(Dataset records)
________________________

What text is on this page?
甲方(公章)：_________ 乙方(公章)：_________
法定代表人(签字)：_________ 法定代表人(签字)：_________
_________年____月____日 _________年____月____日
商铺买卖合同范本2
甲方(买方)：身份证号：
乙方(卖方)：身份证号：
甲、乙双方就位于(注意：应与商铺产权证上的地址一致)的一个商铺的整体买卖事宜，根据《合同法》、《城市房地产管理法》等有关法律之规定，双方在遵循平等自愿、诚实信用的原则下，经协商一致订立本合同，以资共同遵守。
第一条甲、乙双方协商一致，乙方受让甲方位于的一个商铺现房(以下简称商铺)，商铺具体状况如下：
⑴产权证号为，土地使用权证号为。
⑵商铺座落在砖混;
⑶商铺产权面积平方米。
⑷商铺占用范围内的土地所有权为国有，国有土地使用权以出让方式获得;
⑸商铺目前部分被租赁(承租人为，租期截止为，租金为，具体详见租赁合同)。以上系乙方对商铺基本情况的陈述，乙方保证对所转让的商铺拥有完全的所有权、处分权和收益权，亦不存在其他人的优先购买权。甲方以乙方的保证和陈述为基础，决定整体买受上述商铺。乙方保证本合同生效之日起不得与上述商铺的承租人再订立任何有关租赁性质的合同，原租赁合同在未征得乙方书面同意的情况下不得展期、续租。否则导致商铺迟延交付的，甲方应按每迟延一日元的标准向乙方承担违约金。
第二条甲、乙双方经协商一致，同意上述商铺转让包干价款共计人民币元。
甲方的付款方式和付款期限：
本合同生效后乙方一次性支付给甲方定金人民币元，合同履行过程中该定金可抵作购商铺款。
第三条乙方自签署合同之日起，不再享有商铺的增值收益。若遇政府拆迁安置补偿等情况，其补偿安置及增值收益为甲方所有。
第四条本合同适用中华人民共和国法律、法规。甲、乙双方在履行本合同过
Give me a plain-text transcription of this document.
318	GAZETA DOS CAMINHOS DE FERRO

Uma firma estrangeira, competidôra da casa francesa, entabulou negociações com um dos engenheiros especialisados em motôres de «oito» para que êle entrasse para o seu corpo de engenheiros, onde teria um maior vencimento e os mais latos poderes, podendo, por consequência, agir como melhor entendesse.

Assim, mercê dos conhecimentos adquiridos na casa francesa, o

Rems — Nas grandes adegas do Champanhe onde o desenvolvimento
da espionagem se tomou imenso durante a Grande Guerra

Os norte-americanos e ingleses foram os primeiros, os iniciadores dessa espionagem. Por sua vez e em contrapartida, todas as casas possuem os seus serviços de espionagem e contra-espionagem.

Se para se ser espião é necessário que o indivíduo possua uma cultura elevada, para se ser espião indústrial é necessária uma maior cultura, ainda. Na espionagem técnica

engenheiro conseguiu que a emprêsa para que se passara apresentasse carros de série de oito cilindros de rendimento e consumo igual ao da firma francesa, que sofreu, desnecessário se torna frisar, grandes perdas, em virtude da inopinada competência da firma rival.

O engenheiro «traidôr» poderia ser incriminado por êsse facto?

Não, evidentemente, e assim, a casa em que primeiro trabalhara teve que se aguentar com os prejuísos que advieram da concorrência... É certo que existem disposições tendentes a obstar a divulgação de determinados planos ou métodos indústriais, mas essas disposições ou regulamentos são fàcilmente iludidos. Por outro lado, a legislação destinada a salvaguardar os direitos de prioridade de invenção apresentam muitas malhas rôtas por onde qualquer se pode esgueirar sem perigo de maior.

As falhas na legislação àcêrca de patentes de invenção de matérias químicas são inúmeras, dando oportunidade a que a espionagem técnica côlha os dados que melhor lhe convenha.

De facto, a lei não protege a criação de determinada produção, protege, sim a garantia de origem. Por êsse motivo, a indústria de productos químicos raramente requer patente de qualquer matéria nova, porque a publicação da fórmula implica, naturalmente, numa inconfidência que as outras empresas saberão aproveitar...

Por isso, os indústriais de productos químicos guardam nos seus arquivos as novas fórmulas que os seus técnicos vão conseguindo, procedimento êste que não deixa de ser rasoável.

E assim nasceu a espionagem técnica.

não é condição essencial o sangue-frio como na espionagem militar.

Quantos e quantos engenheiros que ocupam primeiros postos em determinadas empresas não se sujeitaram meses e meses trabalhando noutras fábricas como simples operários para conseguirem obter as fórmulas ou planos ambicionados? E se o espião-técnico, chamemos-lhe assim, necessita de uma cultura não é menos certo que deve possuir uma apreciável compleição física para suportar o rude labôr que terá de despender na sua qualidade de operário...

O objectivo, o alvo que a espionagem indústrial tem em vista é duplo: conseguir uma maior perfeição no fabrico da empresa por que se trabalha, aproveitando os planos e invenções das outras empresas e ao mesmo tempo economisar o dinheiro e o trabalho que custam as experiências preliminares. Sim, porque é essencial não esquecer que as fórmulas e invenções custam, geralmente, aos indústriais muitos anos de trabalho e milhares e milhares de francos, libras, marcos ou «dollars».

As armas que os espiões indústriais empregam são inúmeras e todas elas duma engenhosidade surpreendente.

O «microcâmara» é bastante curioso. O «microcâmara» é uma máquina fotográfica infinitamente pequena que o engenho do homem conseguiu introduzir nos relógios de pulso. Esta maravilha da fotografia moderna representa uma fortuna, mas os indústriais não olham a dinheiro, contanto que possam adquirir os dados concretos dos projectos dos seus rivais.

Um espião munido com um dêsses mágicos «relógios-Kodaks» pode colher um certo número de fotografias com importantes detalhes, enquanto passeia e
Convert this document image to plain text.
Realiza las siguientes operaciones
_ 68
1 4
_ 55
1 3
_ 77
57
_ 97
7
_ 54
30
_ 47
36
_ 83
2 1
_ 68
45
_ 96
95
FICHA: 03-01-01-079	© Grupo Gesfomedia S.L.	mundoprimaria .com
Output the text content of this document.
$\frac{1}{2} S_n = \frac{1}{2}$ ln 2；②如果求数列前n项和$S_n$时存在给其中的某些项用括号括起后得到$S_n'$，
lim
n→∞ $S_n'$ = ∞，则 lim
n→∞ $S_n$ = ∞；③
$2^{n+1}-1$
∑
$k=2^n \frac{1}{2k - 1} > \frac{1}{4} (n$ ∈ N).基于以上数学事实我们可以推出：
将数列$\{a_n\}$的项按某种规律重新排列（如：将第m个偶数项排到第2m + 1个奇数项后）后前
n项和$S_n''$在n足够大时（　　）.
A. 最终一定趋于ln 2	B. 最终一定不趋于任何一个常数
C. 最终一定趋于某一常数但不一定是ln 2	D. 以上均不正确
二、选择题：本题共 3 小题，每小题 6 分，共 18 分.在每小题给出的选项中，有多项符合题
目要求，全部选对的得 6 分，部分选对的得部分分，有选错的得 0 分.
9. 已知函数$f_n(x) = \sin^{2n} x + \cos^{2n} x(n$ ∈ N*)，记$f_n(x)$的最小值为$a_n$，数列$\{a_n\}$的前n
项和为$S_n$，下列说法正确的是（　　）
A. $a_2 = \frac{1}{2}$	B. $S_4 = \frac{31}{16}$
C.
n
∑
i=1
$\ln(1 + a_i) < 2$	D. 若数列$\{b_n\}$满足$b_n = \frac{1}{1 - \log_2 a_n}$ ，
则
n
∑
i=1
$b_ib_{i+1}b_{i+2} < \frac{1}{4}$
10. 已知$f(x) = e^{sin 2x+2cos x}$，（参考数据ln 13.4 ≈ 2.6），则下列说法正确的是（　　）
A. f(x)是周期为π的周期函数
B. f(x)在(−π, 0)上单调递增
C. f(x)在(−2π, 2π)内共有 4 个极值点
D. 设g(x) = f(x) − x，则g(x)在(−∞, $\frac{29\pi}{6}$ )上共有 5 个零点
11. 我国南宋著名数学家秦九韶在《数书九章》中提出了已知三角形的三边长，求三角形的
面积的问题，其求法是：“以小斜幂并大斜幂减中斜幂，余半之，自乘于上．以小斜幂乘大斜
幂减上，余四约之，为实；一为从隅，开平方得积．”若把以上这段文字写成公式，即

________________________

● GOAL:
Gather and return every line that holds the string "plain".

● OUTPUT FOR THIS TASK:
Give me a plain-text transcription of this document.
Convert this document image to plain text.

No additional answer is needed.